━━━━━ The data
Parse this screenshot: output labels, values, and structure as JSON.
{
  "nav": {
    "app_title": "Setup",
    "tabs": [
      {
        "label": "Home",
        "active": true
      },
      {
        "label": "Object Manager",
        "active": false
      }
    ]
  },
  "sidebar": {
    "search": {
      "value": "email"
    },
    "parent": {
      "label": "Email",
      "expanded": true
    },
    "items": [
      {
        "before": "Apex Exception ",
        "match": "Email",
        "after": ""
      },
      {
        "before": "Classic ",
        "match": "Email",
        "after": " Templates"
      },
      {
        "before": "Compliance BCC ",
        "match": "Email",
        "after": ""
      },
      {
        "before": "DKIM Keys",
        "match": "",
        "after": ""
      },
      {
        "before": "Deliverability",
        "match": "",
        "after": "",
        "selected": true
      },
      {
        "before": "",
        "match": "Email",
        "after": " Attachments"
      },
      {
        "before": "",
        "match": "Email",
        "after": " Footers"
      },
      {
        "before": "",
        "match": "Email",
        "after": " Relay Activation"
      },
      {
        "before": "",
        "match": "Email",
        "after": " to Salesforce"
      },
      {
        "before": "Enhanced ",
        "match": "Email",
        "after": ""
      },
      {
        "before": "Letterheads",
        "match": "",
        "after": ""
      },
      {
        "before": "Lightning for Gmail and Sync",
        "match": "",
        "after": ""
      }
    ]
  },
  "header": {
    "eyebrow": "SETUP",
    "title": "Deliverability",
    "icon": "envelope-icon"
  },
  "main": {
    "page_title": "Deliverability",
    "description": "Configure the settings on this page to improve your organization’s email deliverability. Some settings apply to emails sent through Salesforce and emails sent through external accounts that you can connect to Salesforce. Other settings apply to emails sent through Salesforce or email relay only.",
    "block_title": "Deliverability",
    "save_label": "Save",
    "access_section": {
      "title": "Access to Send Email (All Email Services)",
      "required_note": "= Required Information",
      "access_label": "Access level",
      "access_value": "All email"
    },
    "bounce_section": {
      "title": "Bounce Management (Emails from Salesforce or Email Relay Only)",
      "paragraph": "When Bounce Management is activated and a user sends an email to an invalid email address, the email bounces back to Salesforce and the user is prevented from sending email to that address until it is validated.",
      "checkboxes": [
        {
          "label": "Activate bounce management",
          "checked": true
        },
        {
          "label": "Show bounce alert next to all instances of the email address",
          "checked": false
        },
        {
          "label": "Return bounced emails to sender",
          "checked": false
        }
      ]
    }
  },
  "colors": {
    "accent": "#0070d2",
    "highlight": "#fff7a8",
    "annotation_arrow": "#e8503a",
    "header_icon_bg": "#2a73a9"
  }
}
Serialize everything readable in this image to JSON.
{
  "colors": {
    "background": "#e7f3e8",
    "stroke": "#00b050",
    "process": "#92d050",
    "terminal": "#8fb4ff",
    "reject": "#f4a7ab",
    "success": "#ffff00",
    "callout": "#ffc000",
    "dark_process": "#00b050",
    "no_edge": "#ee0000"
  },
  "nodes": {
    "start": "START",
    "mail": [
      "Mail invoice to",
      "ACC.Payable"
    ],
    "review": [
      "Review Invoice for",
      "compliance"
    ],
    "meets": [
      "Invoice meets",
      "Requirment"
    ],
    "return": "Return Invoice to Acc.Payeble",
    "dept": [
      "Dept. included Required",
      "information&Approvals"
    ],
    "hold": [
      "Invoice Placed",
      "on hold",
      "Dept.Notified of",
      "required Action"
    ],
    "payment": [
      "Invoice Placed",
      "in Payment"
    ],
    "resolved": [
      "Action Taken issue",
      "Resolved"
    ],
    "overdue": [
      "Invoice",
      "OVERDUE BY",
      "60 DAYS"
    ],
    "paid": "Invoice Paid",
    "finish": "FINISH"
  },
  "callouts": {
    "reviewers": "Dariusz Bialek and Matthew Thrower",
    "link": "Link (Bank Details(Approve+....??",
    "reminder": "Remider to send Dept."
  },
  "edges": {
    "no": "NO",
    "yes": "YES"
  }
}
━━━━━━━━━━
Aim of the exercise: Write out all the records above again, exactly as they stand.

Complete answer:
Parse this screenshot: output labels, values, and structure as JSON.
{
  "nav": {
    "app_title": "Setup",
    "tabs": [
      {
        "label": "Home",
        "active": true
      },
      {
        "label": "Object Manager",
        "active": false
      }
    ]
  },
  "sidebar": {
    "search": {
      "value": "email"
    },
    "parent": {
      "label": "Email",
      "expanded": true
    },
    "items": [
      {
        "before": "Apex Exception ",
        "match": "Email",
        "after": ""
      },
      {
        "before": "Classic ",
        "match": "Email",
        "after": " Templates"
      },
      {
        "before": "Compliance BCC ",
        "match": "Email",
        "after": ""
      },
      {
        "before": "DKIM Keys",
        "match": "",
        "after": ""
      },
      {
        "before": "Deliverability",
        "match": "",
        "after": "",
        "selected": true
      },
      {
        "before": "",
        "match": "Email",
        "after": " Attachments"
      },
      {
        "before": "",
        "match": "Email",
        "after": " Footers"
      },
      {
        "before": "",
        "match": "Email",
        "after": " Relay Activation"
      },
      {
        "before": "",
        "match": "Email",
        "after": " to Salesforce"
      },
      {
        "before": "Enhanced ",
        "match": "Email",
        "after": ""
      },
      {
        "before": "Letterheads",
        "match": "",
        "after": ""
      },
      {
        "before": "Lightning for Gmail and Sync",
        "match": "",
        "after": ""
      }
    ]
  },
  "header": {
    "eyebrow": "SETUP",
    "title": "Deliverability",
    "icon": "envelope-icon"
  },
  "main": {
    "page_title": "Deliverability",
    "description": "Configure the settings on this page to improve your organization’s email deliverability. Some settings apply to emails sent through Salesforce and emails sent through external accounts that you can connect to Salesforce. Other settings apply to emails sent through Salesforce or email relay only.",
    "block_title": "Deliverability",
    "save_label": "Save",
    "access_section": {
      "title": "Access to Send Email (All Email Services)",
      "required_note": "= Required Information",
      "access_label": "Access level",
      "access_value": "All email"
    },
    "bounce_section": {
      "title": "Bounce Management (Emails from Salesforce or Email Relay Only)",
      "paragraph": "When Bounce Management is activated and a user sends an email to an invalid email address, the email bounces back to Salesforce and the user is prevented from sending email to that address until it is validated.",
      "checkboxes": [
        {
          "label": "Activate bounce management",
          "checked": true
        },
        {
          "label": "Show bounce alert next to all instances of the email address",
          "checked": false
        },
        {
          "label": "Return bounced emails to sender",
          "checked": false
        }
      ]
    }
  },
  "colors": {
    "accent": "#0070d2",
    "highlight": "#fff7a8",
    "annotation_arrow": "#e8503a",
    "header_icon_bg": "#2a73a9"
  }
}
Serialize everything readable in this image to JSON.
{
  "colors": {
    "background": "#e7f3e8",
    "stroke": "#00b050",
    "process": "#92d050",
    "terminal": "#8fb4ff",
    "reject": "#f4a7ab",
    "success": "#ffff00",
    "callout": "#ffc000",
    "dark_process": "#00b050",
    "no_edge": "#ee0000"
  },
  "nodes": {
    "start": "START",
    "mail": [
      "Mail invoice to",
      "ACC.Payable"
    ],
    "review": [
      "Review Invoice for",
      "compliance"
    ],
    "meets": [
      "Invoice meets",
      "Requirment"
    ],
    "return": "Return Invoice to Acc.Payeble",
    "dept": [
      "Dept. included Required",
      "information&Approvals"
    ],
    "hold": [
      "Invoice Placed",
      "on hold",
      "Dept.Notified of",
      "required Action"
    ],
    "payment": [
      "Invoice Placed",
      "in Payment"
    ],
    "resolved": [
      "Action Taken issue",
      "Resolved"
    ],
    "overdue": [
      "Invoice",
      "OVERDUE BY",
      "60 DAYS"
    ],
    "paid": "Invoice Paid",
    "finish": "FINISH"
  },
  "callouts": {
    "reviewers": "Dariusz Bialek and Matthew Thrower",
    "link": "Link (Bank Details(Approve+....??",
    "reminder": "Remider to send Dept."
  },
  "edges": {
    "no": "NO",
    "yes": "YES"
  }
}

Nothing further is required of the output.